### STATED TASK
Provide the number of lines where the word "продуктов" occurs, and no other text.

### MATERIAL TO PROCESS
___
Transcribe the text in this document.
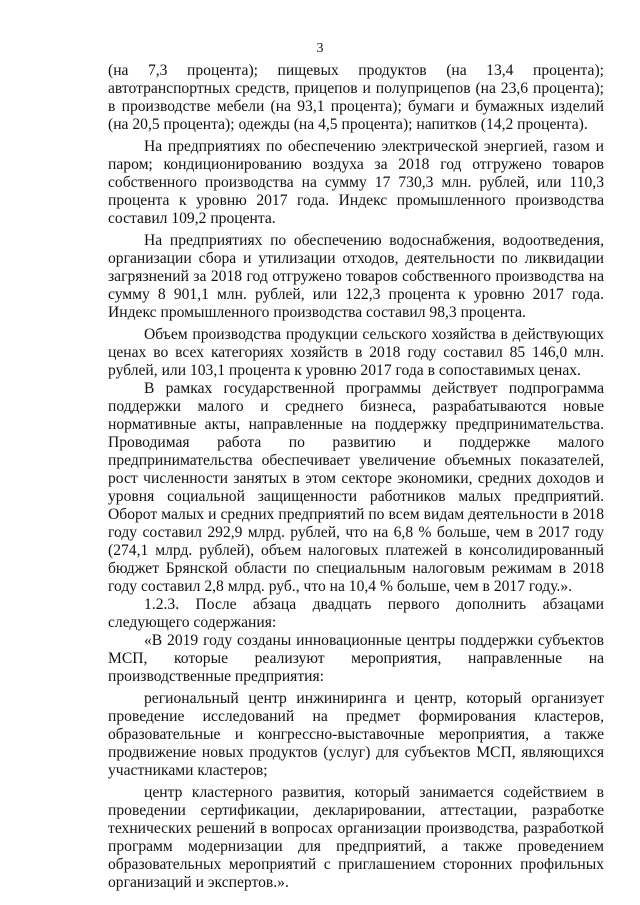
3

(на 7,3 процента); пищевых продуктов (на 13,4 процента); автотранспортных средств, прицепов и полуприцепов (на 23,6 процента); в производстве мебели (на 93,1 процента); бумаги и бумажных изделий (на 20,5 процента); одежды (на 4,5 процента); напитков (14,2 процента).

На предприятиях по обеспечению электрической энергией, газом и паром; кондиционированию воздуха за 2018 год отгружено товаров собственного производства на сумму 17 730,3 млн. рублей, или 110,3 процента к уровню 2017 года. Индекс промышленного производства составил 109,2 процента.

На предприятиях по обеспечению водоснабжения, водоотведения, организации сбора и утилизации отходов, деятельности по ликвидации загрязнений за 2018 год отгружено товаров собственного производства на сумму 8 901,1 млн. рублей, или 122,3 процента к уровню 2017 года. Индекс промышленного производства составил 98,3 процента.

Объем производства продукции сельского хозяйства в действующих ценах во всех категориях хозяйств в 2018 году составил 85 146,0 млн. рублей, или 103,1 процента к уровню 2017 года в сопоставимых ценах.

В рамках государственной программы действует подпрограмма поддержки малого и среднего бизнеса, разрабатываются новые нормативные акты, направленные на поддержку предпринимательства. Проводимая работа по развитию и поддержке малого предпринимательства обеспечивает увеличение объемных показателей, рост численности занятых в этом секторе экономики, средних доходов и уровня социальной защищенности работников малых предприятий. Оборот малых и средних предприятий по всем видам деятельности в 2018 году составил 292,9 млрд. рублей, что на 6,8 % больше, чем в 2017 году (274,1 млрд. рублей), объем налоговых платежей в консолидированный бюджет Брянской области по специальным налоговым режимам в 2018 году составил 2,8 млрд. руб., что на 10,4 % больше, чем в 2017 году.».

1.2.3. После абзаца двадцать первого дополнить абзацами следующего содержания:

«В 2019 году созданы инновационные центры поддержки субъектов МСП, которые реализуют мероприятия, направленные на производственные предприятия:

региональный центр инжиниринга и центр, который организует проведение исследований на предмет формирования кластеров, образовательные и конгрессно-выставочные мероприятия, а также продвижение новых продуктов (услуг) для субъектов МСП, являющихся участниками кластеров;

центр кластерного развития, который занимается содействием в проведении сертификации, декларировании, аттестации, разработке технических решений в вопросах организации производства, разработкой программ модернизации для предприятий, а также проведением образовательных мероприятий с приглашением сторонних профильных организаций и экспертов.».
___
### FULL SOLUTION
2